Exercise goal: Each record below is to be reproduced without any change.
## Start Supplied entries
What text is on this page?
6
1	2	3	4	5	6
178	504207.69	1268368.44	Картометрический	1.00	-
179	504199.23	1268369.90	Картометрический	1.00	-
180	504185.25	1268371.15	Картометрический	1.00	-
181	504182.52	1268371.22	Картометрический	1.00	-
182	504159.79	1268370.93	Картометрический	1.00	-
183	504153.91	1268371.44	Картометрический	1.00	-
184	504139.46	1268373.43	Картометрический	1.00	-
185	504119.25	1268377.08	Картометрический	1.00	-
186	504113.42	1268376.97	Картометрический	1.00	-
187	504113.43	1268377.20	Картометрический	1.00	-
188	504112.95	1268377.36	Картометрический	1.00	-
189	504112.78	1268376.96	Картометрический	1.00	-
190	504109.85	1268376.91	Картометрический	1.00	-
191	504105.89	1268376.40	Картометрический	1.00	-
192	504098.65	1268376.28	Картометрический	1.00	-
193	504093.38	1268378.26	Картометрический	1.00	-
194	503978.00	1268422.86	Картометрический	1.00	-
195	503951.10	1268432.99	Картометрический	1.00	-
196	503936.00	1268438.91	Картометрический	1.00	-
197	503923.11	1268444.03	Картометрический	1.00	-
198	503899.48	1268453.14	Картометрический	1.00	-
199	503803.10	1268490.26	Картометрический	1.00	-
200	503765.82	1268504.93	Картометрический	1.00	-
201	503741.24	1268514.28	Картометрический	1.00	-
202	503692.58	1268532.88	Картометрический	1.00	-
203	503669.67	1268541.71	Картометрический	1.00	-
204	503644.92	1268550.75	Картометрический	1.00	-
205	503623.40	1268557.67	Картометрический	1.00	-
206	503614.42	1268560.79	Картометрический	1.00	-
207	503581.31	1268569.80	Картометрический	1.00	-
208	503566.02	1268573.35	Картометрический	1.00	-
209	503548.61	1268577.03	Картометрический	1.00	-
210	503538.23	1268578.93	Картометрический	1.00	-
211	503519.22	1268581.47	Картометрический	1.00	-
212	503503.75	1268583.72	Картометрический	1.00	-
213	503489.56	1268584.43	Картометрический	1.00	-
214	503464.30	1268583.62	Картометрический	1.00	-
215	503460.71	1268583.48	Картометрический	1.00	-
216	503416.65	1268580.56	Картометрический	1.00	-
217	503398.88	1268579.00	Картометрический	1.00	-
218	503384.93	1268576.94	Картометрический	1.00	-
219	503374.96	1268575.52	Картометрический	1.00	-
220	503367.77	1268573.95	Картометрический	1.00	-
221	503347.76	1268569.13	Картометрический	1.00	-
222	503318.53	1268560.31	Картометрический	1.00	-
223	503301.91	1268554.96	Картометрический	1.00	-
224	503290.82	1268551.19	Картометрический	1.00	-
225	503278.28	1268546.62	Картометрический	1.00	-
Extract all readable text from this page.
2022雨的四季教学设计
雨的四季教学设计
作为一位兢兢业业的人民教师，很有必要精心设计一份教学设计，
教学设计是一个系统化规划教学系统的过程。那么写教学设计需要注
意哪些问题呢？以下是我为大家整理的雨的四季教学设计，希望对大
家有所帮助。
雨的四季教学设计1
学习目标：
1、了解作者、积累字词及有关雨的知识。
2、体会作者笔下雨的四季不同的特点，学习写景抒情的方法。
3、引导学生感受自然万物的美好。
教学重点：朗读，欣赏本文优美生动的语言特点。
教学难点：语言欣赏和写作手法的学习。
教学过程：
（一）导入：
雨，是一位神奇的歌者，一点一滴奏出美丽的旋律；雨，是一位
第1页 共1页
## End Supplied entries
Full answer:
What text is on this page?
6
1	2	3	4	5	6
178	504207.69	1268368.44	Картометрический	1.00	-
179	504199.23	1268369.90	Картометрический	1.00	-
180	504185.25	1268371.15	Картометрический	1.00	-
181	504182.52	1268371.22	Картометрический	1.00	-
182	504159.79	1268370.93	Картометрический	1.00	-
183	504153.91	1268371.44	Картометрический	1.00	-
184	504139.46	1268373.43	Картометрический	1.00	-
185	504119.25	1268377.08	Картометрический	1.00	-
186	504113.42	1268376.97	Картометрический	1.00	-
187	504113.43	1268377.20	Картометрический	1.00	-
188	504112.95	1268377.36	Картометрический	1.00	-
189	504112.78	1268376.96	Картометрический	1.00	-
190	504109.85	1268376.91	Картометрический	1.00	-
191	504105.89	1268376.40	Картометрический	1.00	-
192	504098.65	1268376.28	Картометрический	1.00	-
193	504093.38	1268378.26	Картометрический	1.00	-
194	503978.00	1268422.86	Картометрический	1.00	-
195	503951.10	1268432.99	Картометрический	1.00	-
196	503936.00	1268438.91	Картометрический	1.00	-
197	503923.11	1268444.03	Картометрический	1.00	-
198	503899.48	1268453.14	Картометрический	1.00	-
199	503803.10	1268490.26	Картометрический	1.00	-
200	503765.82	1268504.93	Картометрический	1.00	-
201	503741.24	1268514.28	Картометрический	1.00	-
202	503692.58	1268532.88	Картометрический	1.00	-
203	503669.67	1268541.71	Картометрический	1.00	-
204	503644.92	1268550.75	Картометрический	1.00	-
205	503623.40	1268557.67	Картометрический	1.00	-
206	503614.42	1268560.79	Картометрический	1.00	-
207	503581.31	1268569.80	Картометрический	1.00	-
208	503566.02	1268573.35	Картометрический	1.00	-
209	503548.61	1268577.03	Картометрический	1.00	-
210	503538.23	1268578.93	Картометрический	1.00	-
211	503519.22	1268581.47	Картометрический	1.00	-
212	503503.75	1268583.72	Картометрический	1.00	-
213	503489.56	1268584.43	Картометрический	1.00	-
214	503464.30	1268583.62	Картометрический	1.00	-
215	503460.71	1268583.48	Картометрический	1.00	-
216	503416.65	1268580.56	Картометрический	1.00	-
217	503398.88	1268579.00	Картометрический	1.00	-
218	503384.93	1268576.94	Картометрический	1.00	-
219	503374.96	1268575.52	Картометрический	1.00	-
220	503367.77	1268573.95	Картометрический	1.00	-
221	503347.76	1268569.13	Картометрический	1.00	-
222	503318.53	1268560.31	Картометрический	1.00	-
223	503301.91	1268554.96	Картометрический	1.00	-
224	503290.82	1268551.19	Картометрический	1.00	-
225	503278.28	1268546.62	Картометрический	1.00	-
Extract all readable text from this page.
2022雨的四季教学设计
雨的四季教学设计
作为一位兢兢业业的人民教师，很有必要精心设计一份教学设计，
教学设计是一个系统化规划教学系统的过程。那么写教学设计需要注
意哪些问题呢？以下是我为大家整理的雨的四季教学设计，希望对大
家有所帮助。
雨的四季教学设计1
学习目标：
1、了解作者、积累字词及有关雨的知识。
2、体会作者笔下雨的四季不同的特点，学习写景抒情的方法。
3、引导学生感受自然万物的美好。
教学重点：朗读，欣赏本文优美生动的语言特点。
教学难点：语言欣赏和写作手法的学习。
教学过程：
（一）导入：
雨，是一位神奇的歌者，一点一滴奏出美丽的旋律；雨，是一位
第1页 共1页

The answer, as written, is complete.